SET EXERCISE: Transcribe the cam2world documentation and source code word for word, from start to finish.

EXTRACT PROVIDED:
[BEGIN]

Project 2D pixel coordinates in camera space to geographic coordinates

Parameters:

Name Type Description Default
image str

Image filename.

required
coordinates list[tuple[float, float]] | ndarray

Pixel coordinates as (x, y) pairs.

required
normalized bool

Whether the input coordinates are normalized to [0..1].

False

Returns:

Type Description
list[tuple[float, float, float] | None]

Geographic coordinates (list[tuple[float, float, float] | None]): Geographic coordinates as (lat, lon, elevation) for each coordinate pair. Returns None for rays that do not intersect the DEM.

Source code in cameralib/projector.py
def cam2world(self, image: str, coordinates: list[tuple[float, float]] | np.ndarray, normalized: bool = False) -> list[tuple[float, float, float] | None]:
    """Project 2D pixel coordinates in camera space to geographic coordinates

    Args:
        image (str): Image filename.
        coordinates (list[tuple[float, float]] | numpy.ndarray): Pixel coordinates as (x, y) pairs.
        normalized (bool): Whether the input coordinates are normalized to [0..1].

    Returns:
        Geographic coordinates (list[tuple[float, float, float] | None]): Geographic coordinates as (lat, lon, elevation) for each coordinate pair. Returns None for rays that do not intersect the DEM.
    """
    if not image in self.shots_map:
        raise InvalidArgError(f"Image {image} not found in {self.shots_path}")

    s = self.shots[self.shots_map[image]]
    cam_id = s['cam_id'].replace("v2 ", "")

[END]

Spatial annotation items
[BEGIN]

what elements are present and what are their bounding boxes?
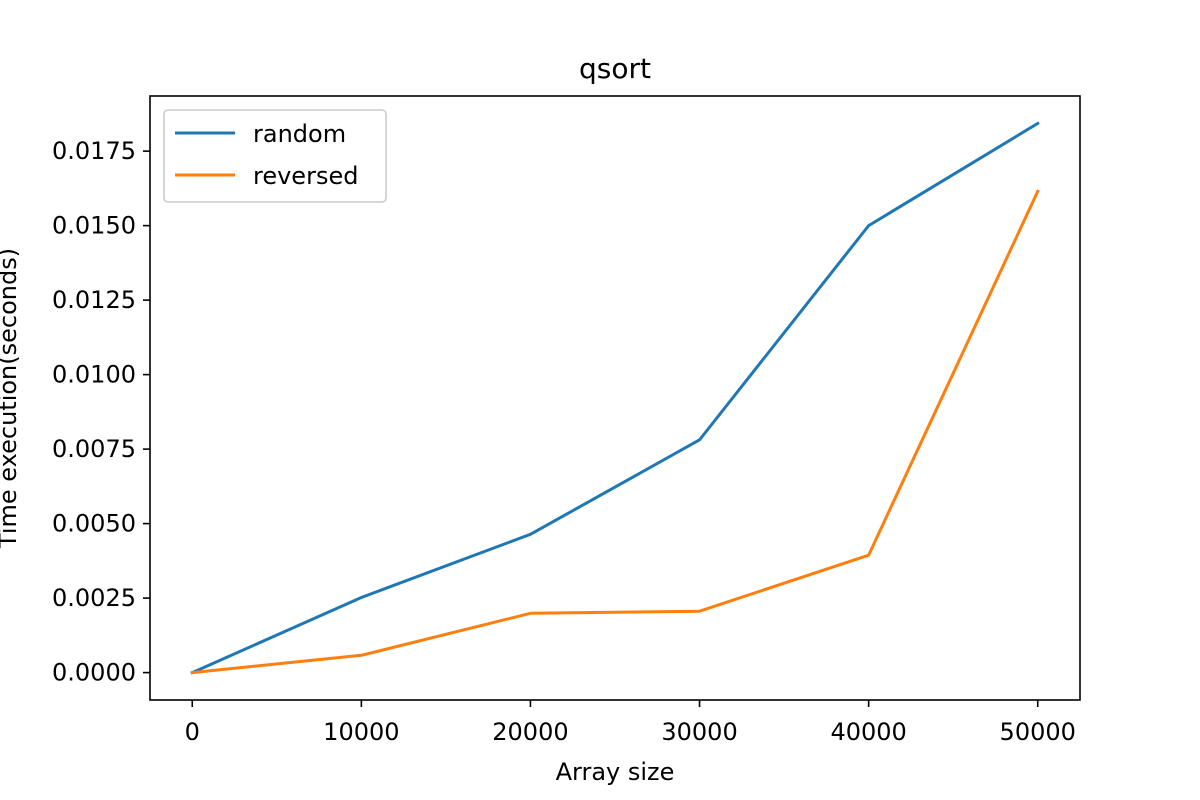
y-tick-label: 0.0050 (52, 510, 136, 538)
legend-label-random: random (253, 120, 346, 148)
legend: random reversed (163, 109, 387, 203)
y-tick-label: 0.0100 (52, 361, 136, 389)
series-line-random (190, 121, 1040, 675)
x-axis: 0 10000 20000 30000 40000 50000 (185, 700, 1076, 746)
x-tick-label: 50000 (1000, 718, 1076, 746)
series-line-reversed (190, 189, 1040, 675)
x-tick-label: 40000 (830, 718, 906, 746)
chart-title: qsort (579, 52, 651, 85)
x-tick-label: 10000 (323, 718, 399, 746)
series-layer (190, 121, 1040, 675)
legend-label-reversed: reversed (253, 162, 358, 190)
y-tick-label: 0.0075 (52, 435, 136, 463)
y-axis: 0.0000 0.0025 0.0050 0.0075 0.0100 0.0125 0.01… (52, 137, 150, 687)
y-tick-label: 0.0175 (52, 137, 136, 165)
y-tick-label: 0.0000 (52, 659, 136, 687)
x-tick-label: 0 (185, 718, 200, 746)
y-tick-label: 0.0125 (52, 286, 136, 314)
y-tick-label: 0.0150 (52, 212, 136, 240)
x-tick-label: 30000 (661, 718, 737, 746)
x-axis-label: Array size (556, 758, 675, 786)
y-tick-label: 0.0025 (52, 584, 136, 612)
x-tick-label: 20000 (492, 718, 568, 746)
plot-frame (149, 95, 1081, 701)
y-axis-label: Time execution(seconds) (0, 248, 22, 549)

[END]

SOLVED PROBLEM:
Project 2D pixel coordinates in camera space to geographic coordinates

Parameters:

Name Type Description Default
image str

Image filename.

required
coordinates list[tuple[float, float]] | ndarray

Pixel coordinates as (x, y) pairs.

required
normalized bool

Whether the input coordinates are normalized to [0..1].

False

Returns:

Type Description
list[tuple[float, float, float] | None]

Geographic coordinates (list[tuple[float, float, float] | None]): Geographic coordinates as (lat, lon, elevation) for each coordinate pair. Returns None for rays that do not intersect the DEM.

Source code in cameralib/projector.py
def cam2world(self, image: str, coordinates: list[tuple[float, float]] | np.ndarray, normalized: bool = False) -> list[tuple[float, float, float] | None]:
    """Project 2D pixel coordinates in camera space to geographic coordinates

    Args:
        image (str): Image filename.
        coordinates (list[tuple[float, float]] | numpy.ndarray): Pixel coordinates as (x, y) pairs.
        normalized (bool): Whether the input coordinates are normalized to [0..1].

    Returns:
        Geographic coordinates (list[tuple[float, float, float] | None]): Geographic coordinates as (lat, lon, elevation) for each coordinate pair. Returns None for rays that do not intersect the DEM.
    """
    if not image in self.shots_map:
        raise InvalidArgError(f"Image {image} not found in {self.shots_path}")

    s = self.shots[self.shots_map[image]]
    cam_id = s['cam_id'].replace("v2 ", "")